Records supplied:
-- -- --
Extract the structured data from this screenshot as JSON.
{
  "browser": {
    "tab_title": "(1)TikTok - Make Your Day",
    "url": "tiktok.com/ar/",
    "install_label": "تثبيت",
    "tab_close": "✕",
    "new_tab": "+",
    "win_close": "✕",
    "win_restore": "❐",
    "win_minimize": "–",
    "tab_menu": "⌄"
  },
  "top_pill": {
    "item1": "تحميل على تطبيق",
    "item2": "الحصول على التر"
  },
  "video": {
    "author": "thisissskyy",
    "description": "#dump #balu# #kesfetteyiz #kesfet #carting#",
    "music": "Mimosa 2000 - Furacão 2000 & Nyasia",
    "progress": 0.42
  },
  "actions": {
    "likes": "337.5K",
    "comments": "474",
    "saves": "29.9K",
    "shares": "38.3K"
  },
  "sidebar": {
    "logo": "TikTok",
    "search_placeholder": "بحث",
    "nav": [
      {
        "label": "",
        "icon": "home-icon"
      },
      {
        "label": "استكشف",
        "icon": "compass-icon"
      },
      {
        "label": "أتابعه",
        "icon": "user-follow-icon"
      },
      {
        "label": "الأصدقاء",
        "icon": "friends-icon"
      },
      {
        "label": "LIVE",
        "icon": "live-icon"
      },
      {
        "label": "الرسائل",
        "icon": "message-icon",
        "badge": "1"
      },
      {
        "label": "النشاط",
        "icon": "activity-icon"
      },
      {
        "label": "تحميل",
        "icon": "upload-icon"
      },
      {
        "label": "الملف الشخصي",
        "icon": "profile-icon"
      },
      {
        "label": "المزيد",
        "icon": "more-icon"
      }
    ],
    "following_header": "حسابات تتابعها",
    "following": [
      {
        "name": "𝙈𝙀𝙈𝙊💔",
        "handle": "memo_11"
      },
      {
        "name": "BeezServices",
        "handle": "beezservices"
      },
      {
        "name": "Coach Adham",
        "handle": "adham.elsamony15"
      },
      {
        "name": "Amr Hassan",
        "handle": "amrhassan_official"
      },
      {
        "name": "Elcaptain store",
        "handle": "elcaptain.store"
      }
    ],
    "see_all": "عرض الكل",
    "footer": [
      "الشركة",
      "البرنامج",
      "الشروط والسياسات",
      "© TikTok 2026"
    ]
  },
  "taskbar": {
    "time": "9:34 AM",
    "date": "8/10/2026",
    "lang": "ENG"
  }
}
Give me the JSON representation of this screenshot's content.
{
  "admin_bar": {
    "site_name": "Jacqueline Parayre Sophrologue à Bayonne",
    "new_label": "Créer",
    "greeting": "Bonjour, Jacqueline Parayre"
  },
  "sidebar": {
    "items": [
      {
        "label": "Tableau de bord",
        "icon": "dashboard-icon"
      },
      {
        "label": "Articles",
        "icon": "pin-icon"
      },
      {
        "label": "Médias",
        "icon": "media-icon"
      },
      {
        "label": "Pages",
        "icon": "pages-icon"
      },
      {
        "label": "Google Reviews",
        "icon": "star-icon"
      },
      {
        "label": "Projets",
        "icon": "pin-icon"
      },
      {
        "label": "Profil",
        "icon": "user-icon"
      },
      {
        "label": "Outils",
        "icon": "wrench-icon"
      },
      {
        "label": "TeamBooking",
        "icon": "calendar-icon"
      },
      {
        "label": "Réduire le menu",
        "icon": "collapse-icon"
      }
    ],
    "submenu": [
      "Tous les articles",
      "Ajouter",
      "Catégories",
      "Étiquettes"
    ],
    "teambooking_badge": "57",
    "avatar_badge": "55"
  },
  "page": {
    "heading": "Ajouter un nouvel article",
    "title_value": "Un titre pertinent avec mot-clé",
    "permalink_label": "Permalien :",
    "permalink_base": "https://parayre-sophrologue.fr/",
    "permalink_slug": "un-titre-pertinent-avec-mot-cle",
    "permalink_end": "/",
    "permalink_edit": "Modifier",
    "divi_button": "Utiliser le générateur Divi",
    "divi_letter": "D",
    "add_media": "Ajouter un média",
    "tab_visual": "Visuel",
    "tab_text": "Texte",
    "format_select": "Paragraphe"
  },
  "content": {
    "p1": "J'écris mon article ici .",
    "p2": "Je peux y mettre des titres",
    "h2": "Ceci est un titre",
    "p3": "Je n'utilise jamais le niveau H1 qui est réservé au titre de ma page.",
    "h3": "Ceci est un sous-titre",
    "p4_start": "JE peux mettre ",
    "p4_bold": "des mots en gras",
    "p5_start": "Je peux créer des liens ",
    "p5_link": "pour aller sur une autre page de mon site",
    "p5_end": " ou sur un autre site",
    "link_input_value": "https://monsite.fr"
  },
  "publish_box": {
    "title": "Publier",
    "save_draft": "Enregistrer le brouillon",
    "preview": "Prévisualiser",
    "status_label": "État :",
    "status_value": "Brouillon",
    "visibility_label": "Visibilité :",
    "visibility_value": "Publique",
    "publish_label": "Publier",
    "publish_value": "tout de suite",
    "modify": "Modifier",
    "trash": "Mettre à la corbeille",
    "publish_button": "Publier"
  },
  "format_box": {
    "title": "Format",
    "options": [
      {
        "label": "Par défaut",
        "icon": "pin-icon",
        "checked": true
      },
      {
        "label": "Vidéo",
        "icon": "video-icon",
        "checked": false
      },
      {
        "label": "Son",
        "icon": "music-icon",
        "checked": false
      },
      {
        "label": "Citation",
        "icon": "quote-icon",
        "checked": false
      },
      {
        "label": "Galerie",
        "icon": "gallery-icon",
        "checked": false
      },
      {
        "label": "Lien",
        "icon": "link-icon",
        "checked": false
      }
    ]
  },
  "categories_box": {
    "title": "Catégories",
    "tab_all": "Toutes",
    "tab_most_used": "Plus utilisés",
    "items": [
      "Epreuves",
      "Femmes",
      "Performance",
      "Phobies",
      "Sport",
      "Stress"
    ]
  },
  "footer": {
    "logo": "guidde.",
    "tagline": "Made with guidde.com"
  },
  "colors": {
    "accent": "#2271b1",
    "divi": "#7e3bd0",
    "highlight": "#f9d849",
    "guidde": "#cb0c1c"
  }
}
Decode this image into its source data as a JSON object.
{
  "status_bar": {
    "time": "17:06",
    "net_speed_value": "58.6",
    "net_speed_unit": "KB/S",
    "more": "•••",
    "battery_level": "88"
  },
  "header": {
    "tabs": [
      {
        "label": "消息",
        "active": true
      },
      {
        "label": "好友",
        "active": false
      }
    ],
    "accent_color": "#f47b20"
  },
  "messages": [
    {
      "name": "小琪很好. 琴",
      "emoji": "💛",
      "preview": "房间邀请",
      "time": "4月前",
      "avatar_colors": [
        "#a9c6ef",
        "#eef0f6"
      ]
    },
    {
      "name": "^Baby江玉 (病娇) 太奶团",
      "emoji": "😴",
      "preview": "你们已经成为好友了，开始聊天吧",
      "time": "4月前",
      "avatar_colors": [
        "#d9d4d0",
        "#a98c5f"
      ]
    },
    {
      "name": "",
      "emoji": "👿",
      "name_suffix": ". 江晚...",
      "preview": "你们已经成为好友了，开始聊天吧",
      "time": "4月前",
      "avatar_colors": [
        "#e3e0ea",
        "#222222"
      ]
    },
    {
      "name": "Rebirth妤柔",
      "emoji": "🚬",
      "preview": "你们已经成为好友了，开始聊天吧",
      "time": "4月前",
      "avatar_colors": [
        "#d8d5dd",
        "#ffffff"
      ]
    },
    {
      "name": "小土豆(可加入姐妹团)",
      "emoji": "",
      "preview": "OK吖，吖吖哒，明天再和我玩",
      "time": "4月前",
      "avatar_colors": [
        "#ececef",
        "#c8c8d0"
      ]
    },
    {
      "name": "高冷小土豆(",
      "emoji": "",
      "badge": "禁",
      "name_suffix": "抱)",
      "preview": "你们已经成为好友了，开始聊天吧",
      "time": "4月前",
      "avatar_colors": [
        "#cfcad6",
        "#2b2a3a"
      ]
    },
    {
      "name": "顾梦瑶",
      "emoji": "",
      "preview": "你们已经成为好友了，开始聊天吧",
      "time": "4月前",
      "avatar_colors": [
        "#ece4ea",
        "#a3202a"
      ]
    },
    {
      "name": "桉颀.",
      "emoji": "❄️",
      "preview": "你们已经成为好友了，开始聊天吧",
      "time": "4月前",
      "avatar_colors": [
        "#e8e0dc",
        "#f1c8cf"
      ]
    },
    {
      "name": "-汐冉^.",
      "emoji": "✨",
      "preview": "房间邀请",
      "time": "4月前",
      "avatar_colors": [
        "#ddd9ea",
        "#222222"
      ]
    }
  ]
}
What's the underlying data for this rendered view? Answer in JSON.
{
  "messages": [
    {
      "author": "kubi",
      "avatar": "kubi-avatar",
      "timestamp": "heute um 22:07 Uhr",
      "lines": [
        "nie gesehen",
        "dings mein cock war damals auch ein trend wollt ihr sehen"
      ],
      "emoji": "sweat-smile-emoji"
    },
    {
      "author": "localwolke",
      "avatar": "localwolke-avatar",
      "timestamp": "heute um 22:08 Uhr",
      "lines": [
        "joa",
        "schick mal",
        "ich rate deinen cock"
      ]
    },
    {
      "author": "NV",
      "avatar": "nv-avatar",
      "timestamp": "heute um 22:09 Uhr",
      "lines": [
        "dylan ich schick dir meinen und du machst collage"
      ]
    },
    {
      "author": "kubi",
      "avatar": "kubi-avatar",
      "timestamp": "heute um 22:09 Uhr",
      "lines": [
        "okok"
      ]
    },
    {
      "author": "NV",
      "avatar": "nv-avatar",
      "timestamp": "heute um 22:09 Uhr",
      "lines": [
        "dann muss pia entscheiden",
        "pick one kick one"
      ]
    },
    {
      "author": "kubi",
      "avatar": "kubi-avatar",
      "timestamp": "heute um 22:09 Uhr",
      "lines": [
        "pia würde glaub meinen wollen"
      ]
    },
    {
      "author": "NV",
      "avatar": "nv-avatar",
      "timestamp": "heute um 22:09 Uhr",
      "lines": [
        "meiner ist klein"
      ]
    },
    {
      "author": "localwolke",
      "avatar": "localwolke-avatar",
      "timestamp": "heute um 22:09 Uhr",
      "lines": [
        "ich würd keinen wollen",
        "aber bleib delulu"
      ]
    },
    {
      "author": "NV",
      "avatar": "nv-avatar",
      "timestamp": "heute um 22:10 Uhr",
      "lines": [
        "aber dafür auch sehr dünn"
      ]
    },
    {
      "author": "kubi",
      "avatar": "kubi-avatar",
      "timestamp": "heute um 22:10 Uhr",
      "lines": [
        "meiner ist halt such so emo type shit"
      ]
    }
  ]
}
-- -- --
Aim of the task: In the entries above, find every line holding the word "auch" and copy it out.

Complete response:
        "dings mein cock war damals auch ein trend wollt ihr sehen"
        "aber dafür auch sehr dünn"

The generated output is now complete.